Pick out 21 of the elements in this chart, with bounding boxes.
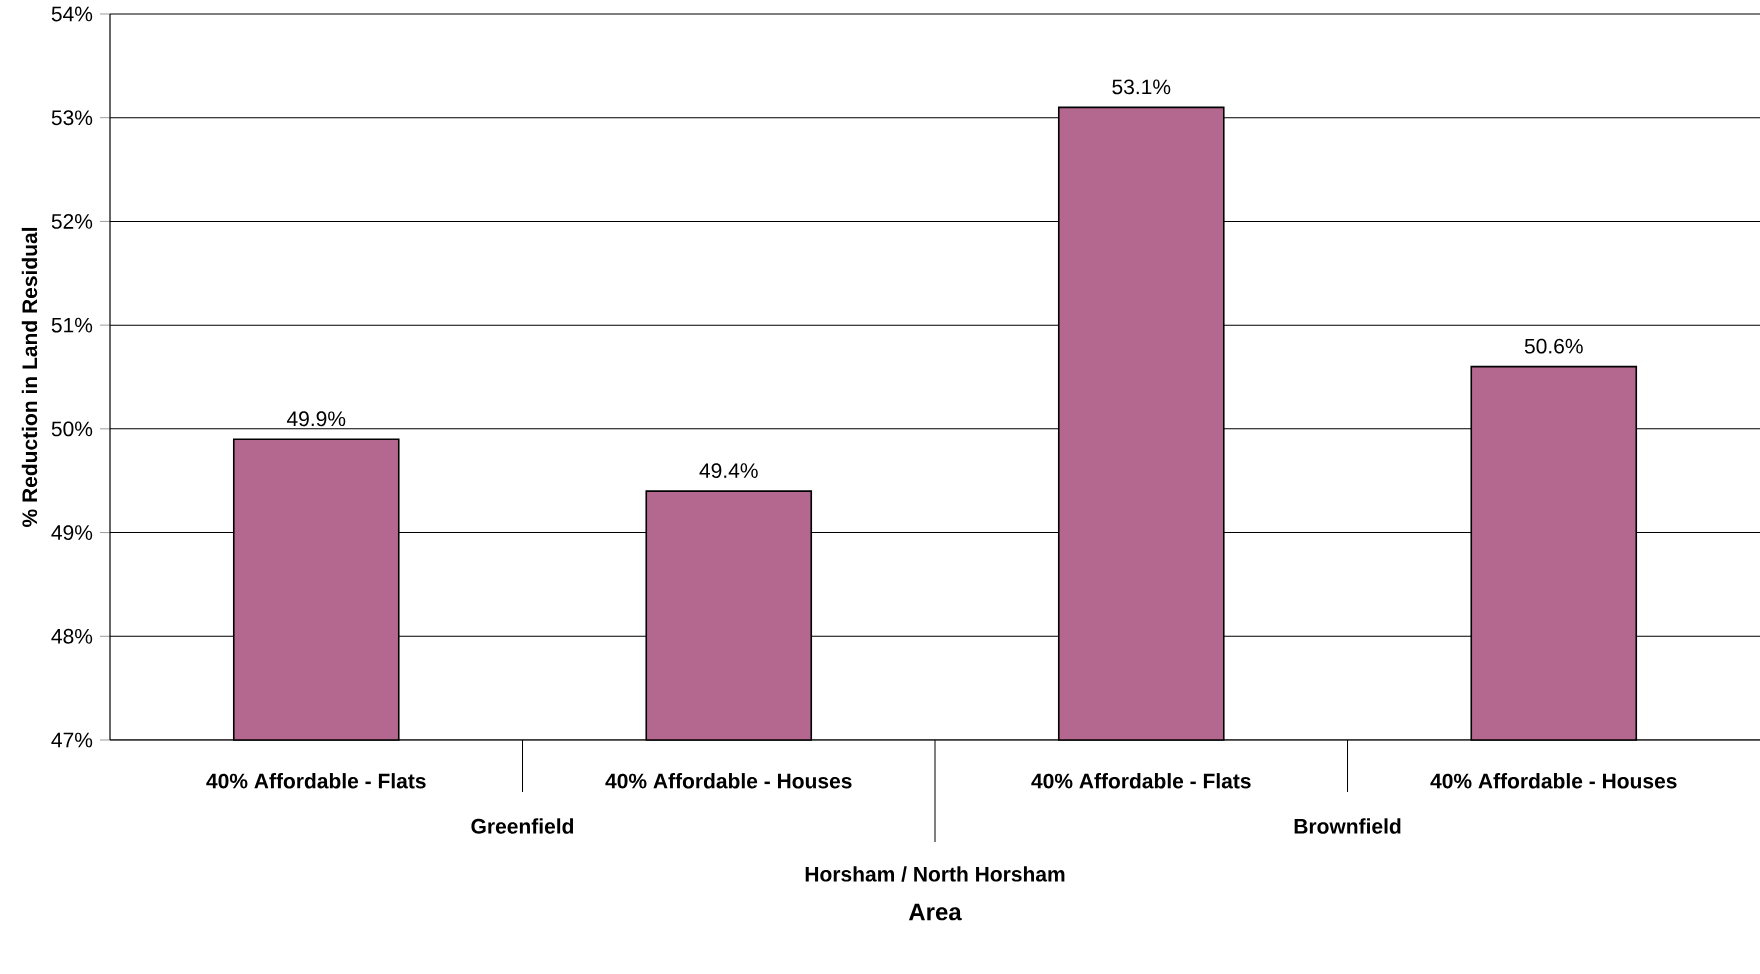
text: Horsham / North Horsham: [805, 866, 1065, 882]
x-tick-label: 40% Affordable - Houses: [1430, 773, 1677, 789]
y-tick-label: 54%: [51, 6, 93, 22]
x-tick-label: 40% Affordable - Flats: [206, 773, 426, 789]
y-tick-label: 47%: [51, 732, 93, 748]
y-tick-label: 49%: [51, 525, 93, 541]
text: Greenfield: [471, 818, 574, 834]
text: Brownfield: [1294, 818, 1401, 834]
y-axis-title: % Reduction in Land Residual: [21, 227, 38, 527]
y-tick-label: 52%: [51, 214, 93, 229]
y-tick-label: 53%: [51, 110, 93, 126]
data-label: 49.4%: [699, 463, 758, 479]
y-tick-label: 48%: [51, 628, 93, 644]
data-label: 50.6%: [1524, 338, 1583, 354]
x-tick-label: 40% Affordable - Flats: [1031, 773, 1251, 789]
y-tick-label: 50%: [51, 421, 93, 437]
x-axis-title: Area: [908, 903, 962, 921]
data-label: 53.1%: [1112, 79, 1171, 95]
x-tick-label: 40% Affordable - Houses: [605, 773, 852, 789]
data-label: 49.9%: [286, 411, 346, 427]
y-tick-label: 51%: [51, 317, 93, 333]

━━━━━━━━━━━━━━━━━━━━━━━━━━━━━━

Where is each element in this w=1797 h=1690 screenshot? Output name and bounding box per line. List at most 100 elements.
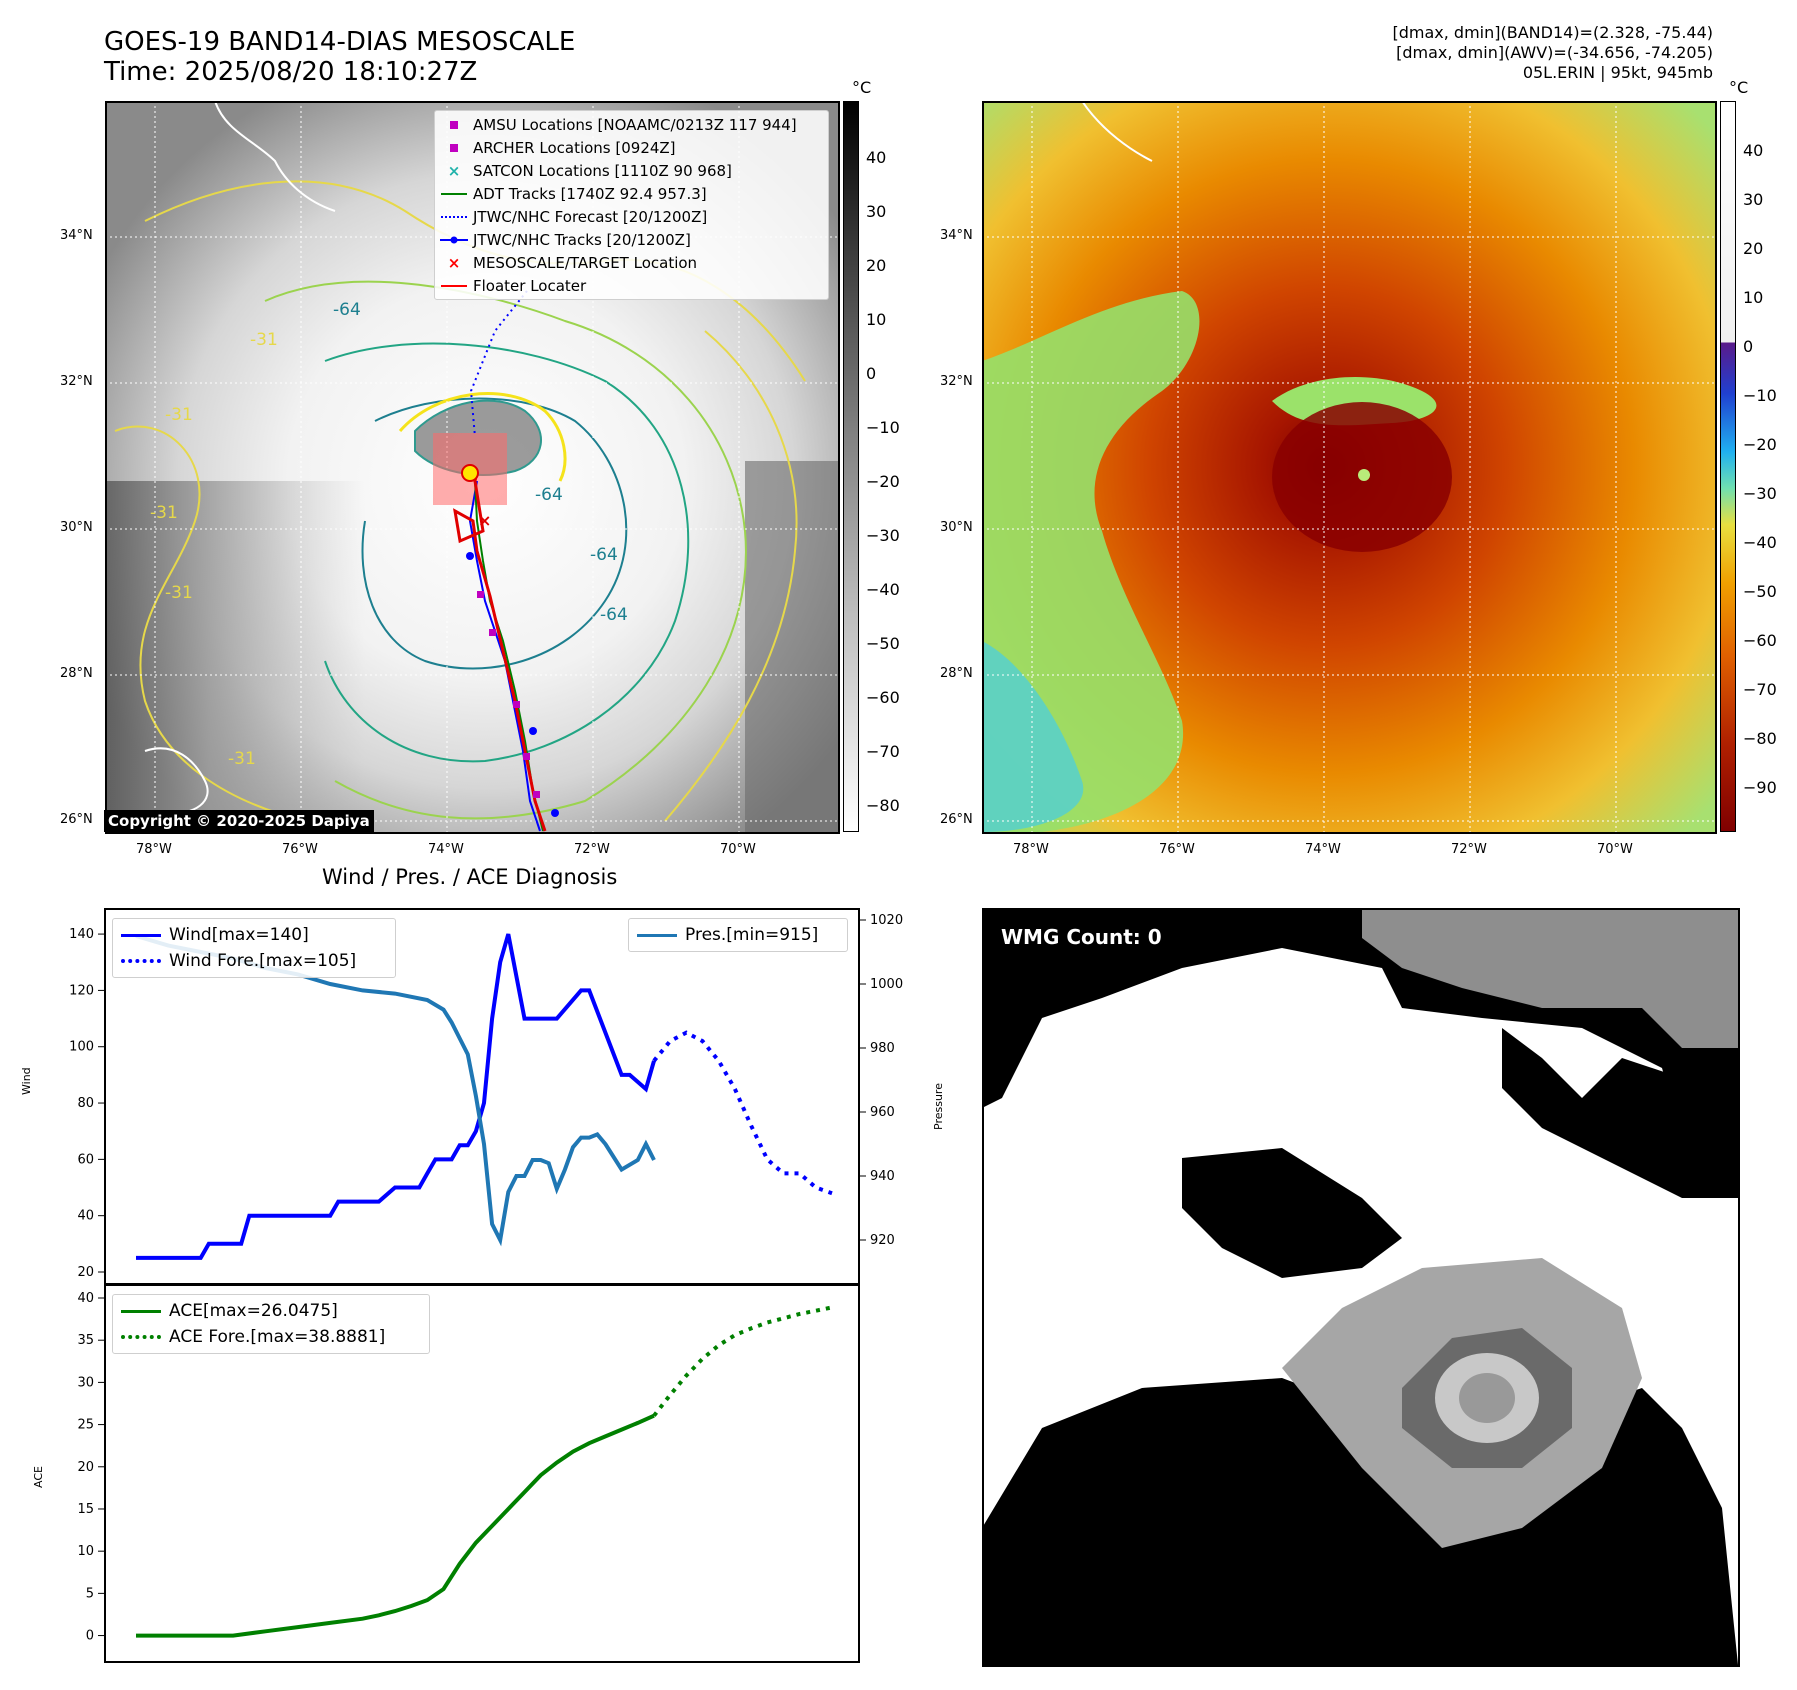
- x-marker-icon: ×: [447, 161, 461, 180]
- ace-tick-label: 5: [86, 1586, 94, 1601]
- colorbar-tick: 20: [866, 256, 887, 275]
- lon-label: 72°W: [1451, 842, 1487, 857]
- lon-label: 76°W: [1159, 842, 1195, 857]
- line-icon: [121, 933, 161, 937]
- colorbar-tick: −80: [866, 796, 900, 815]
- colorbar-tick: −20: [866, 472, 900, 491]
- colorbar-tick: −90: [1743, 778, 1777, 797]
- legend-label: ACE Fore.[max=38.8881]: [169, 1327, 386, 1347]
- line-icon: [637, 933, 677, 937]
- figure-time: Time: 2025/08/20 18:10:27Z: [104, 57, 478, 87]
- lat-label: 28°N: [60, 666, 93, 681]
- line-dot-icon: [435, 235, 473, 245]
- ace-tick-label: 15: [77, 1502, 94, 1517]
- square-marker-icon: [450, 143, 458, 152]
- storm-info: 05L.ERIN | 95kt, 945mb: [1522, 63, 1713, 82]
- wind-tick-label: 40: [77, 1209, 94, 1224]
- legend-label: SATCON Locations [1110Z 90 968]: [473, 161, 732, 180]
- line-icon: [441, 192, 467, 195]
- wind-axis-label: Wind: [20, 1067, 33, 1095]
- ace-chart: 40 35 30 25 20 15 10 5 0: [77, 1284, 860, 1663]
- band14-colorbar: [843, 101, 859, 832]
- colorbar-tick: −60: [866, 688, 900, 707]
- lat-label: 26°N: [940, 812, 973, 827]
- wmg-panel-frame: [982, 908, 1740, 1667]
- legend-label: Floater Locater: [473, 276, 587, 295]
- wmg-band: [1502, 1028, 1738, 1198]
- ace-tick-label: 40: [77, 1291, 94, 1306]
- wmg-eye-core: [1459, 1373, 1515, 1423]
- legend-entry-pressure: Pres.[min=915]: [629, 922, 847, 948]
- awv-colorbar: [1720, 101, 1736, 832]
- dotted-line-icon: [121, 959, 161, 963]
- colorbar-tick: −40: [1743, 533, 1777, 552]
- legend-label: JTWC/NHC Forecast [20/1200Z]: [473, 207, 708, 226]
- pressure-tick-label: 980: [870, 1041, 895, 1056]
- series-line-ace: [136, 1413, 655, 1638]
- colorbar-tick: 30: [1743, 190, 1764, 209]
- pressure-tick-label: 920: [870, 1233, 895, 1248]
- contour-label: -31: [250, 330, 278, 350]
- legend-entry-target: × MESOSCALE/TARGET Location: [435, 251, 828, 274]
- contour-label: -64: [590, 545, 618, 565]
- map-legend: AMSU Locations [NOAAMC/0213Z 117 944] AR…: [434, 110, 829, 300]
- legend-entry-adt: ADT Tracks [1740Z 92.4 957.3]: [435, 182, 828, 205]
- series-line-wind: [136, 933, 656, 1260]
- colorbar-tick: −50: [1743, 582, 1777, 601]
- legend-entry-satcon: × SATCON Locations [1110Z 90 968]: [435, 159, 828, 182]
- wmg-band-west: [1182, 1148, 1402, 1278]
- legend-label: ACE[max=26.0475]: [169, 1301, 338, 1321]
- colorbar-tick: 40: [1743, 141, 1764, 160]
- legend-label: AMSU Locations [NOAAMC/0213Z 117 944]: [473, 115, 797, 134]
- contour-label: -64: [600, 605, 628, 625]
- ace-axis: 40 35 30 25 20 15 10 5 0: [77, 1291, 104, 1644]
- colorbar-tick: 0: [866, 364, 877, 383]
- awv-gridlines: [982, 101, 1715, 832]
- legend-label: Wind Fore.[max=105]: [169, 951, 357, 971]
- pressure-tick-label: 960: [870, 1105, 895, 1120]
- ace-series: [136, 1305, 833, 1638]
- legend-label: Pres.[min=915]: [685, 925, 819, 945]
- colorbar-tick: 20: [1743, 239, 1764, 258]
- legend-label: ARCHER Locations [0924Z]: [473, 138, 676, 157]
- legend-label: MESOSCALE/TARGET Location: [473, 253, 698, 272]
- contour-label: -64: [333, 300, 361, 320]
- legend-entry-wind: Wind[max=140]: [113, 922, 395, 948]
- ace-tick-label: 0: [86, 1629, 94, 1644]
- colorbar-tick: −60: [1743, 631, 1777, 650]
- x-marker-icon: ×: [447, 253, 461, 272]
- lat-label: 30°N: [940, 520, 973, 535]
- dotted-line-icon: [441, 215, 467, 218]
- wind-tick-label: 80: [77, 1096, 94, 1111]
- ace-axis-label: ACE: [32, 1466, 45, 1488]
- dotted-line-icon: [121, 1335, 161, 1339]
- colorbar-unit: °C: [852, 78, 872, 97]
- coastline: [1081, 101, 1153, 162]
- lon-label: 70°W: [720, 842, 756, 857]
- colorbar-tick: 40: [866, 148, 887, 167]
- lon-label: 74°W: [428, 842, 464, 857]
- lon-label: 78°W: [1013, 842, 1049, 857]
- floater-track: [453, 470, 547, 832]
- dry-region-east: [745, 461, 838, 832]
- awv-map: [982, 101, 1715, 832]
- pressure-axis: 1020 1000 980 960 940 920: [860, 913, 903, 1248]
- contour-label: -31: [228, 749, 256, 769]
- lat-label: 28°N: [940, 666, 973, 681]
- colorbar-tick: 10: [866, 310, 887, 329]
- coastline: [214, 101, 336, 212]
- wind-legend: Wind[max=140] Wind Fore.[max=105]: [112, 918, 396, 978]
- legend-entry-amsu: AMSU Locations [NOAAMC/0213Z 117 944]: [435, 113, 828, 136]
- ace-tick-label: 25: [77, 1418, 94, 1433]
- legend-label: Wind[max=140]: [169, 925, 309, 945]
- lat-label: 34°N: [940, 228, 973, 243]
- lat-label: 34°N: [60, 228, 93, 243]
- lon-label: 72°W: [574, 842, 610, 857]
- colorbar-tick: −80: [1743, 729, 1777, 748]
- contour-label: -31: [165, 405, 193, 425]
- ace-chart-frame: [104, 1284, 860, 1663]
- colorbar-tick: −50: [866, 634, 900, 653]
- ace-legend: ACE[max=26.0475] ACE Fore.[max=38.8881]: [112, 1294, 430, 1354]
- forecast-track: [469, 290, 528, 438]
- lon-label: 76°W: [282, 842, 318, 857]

━━━━━━━━━━━━━━━━━━━━━━━━━━━━━━

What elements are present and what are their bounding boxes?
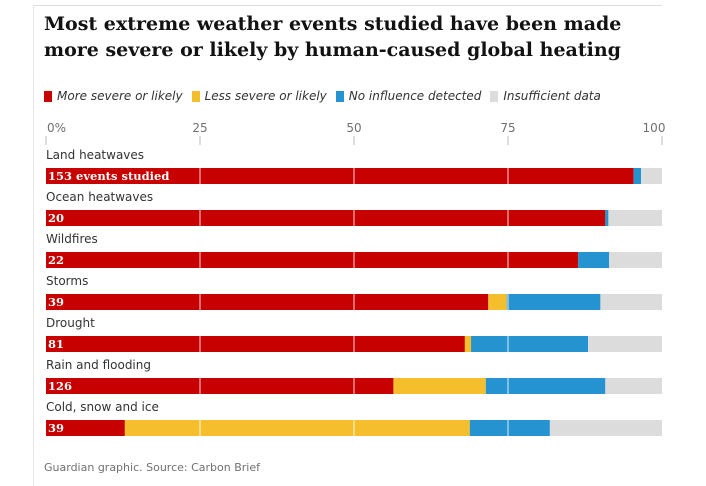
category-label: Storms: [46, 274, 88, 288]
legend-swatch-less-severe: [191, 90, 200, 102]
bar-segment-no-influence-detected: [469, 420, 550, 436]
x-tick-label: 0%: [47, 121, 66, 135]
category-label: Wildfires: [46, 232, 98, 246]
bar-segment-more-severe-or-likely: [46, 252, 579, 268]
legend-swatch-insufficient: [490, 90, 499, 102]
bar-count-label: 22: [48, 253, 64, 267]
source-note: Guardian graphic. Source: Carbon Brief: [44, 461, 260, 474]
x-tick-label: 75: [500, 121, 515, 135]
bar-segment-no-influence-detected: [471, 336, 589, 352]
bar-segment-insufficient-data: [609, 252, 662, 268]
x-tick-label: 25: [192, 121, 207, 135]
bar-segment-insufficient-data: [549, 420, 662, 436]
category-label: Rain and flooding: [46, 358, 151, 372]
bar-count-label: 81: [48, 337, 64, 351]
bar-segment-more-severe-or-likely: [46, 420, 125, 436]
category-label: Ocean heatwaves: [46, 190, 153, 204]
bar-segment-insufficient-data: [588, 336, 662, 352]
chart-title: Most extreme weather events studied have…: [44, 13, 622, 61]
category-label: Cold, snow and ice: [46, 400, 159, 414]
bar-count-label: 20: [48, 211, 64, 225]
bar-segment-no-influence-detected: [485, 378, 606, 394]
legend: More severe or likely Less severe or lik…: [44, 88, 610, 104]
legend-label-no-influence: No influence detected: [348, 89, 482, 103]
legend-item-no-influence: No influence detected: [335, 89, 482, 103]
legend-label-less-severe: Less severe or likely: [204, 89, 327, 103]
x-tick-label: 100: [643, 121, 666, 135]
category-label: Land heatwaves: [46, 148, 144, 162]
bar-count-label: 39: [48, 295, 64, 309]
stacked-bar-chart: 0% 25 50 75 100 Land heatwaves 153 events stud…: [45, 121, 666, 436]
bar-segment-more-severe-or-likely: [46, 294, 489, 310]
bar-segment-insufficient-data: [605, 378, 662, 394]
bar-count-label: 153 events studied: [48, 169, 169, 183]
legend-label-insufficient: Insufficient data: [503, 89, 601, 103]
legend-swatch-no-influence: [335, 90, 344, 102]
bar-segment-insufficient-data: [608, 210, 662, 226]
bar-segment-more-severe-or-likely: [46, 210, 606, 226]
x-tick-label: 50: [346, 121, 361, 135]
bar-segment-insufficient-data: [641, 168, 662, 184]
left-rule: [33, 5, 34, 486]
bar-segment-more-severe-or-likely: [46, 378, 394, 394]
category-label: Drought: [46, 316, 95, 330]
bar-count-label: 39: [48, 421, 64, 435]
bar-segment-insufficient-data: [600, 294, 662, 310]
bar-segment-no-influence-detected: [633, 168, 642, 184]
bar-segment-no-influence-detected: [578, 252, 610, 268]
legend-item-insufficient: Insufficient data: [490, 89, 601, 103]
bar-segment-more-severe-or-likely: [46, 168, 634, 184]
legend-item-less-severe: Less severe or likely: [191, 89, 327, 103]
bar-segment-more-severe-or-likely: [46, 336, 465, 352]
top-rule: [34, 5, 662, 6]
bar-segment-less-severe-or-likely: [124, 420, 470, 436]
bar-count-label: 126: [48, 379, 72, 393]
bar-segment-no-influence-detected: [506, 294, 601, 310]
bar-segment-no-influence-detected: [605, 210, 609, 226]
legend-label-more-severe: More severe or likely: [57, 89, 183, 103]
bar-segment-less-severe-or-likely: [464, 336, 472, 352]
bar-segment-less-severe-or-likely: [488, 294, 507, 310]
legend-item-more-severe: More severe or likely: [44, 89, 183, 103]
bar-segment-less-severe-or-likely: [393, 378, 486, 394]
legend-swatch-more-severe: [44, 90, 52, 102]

━━━━━━━━━━━━━━━━━━━━━━━━━━━━━━

• _WHAT YOU HAVE TO DO_:
Show every line from the items above that contains the string "axis".

• _CORRECT RESPONSE_:
y-axis-title: % Reduction in Land Residual: [21, 227, 38, 527]
x-axis-title: Area: [908, 903, 962, 921]
- wind-axis-label: Wind: [20, 1067, 33, 1095]
- ace-axis: 40 35 30 25 20 15 10 5 0: [77, 1291, 104, 1644]
- ace-axis-label: ACE: [32, 1466, 45, 1488]
- pressure-axis: 1020 1000 980 960 940 920: [860, 913, 903, 1248]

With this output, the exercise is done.